--- BEGIN Material to process ---
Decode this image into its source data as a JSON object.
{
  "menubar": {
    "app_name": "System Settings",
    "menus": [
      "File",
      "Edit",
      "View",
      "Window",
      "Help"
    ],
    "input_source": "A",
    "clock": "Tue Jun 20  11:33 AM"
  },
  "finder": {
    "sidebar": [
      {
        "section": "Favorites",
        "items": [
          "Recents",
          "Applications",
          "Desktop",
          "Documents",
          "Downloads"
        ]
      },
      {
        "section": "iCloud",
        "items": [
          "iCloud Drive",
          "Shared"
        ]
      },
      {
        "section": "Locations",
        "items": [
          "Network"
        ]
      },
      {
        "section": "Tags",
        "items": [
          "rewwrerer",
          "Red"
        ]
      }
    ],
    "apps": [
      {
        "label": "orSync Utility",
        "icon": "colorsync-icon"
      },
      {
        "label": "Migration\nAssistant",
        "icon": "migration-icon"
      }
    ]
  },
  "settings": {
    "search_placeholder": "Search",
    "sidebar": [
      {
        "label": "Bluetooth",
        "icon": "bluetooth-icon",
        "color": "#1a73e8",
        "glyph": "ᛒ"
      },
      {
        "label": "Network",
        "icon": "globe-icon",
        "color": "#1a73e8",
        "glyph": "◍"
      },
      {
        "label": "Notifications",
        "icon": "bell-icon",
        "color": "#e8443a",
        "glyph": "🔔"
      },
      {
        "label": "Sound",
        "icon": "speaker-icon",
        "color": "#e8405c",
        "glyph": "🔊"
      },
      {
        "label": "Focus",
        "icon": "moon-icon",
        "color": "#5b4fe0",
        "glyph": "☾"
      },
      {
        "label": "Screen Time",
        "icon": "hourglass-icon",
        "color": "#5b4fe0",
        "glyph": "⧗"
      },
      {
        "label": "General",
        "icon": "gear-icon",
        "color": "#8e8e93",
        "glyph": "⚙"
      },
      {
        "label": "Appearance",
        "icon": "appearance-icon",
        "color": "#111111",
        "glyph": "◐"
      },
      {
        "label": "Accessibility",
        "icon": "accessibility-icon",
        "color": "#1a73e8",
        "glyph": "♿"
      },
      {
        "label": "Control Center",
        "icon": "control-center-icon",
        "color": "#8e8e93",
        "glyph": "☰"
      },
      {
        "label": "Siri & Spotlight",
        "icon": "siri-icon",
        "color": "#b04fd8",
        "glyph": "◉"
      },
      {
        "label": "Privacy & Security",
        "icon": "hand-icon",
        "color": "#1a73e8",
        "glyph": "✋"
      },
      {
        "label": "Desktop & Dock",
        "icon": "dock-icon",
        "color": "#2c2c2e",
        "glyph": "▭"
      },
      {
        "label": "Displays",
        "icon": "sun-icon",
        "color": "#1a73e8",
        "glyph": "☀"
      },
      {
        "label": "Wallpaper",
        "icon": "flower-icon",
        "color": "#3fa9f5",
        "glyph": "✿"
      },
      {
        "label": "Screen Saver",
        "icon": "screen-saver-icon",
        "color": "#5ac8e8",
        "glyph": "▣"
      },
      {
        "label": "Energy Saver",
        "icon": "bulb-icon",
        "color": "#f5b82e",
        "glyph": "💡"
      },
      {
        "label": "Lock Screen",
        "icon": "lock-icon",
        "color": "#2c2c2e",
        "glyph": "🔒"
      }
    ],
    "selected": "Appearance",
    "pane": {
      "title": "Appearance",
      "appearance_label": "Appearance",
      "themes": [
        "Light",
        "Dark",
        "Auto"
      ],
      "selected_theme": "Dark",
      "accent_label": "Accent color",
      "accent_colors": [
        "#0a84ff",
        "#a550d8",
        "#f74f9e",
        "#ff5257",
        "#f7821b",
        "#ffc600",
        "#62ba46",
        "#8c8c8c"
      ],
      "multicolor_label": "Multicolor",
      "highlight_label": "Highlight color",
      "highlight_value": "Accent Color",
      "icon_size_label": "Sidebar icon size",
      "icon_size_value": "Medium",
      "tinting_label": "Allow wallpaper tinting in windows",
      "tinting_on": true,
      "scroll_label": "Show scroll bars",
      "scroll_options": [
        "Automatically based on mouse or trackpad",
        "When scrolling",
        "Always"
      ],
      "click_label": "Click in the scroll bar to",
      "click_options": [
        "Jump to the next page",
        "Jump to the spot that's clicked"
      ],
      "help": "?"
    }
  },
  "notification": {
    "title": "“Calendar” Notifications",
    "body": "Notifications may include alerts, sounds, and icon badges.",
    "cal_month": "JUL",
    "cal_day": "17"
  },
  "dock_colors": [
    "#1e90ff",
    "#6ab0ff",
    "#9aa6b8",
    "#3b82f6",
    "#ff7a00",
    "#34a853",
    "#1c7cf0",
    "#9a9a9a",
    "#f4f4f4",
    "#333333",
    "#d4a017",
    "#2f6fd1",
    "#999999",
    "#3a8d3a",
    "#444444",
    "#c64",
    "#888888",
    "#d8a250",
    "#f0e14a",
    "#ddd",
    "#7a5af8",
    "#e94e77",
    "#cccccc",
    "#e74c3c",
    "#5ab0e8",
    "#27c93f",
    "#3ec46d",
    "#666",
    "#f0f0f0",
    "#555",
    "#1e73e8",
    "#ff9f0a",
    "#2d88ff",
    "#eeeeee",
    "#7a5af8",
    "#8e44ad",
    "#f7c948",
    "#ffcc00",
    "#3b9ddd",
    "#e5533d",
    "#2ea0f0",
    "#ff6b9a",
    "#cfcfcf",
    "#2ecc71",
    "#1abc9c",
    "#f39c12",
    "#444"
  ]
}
--- END Material to process ---
Task goal:
Copy each line of the listing that holds the word "section".

Worked solution:
        "section": "Favorites",
        "section": "iCloud",
        "section": "Locations",
        "section": "Tags",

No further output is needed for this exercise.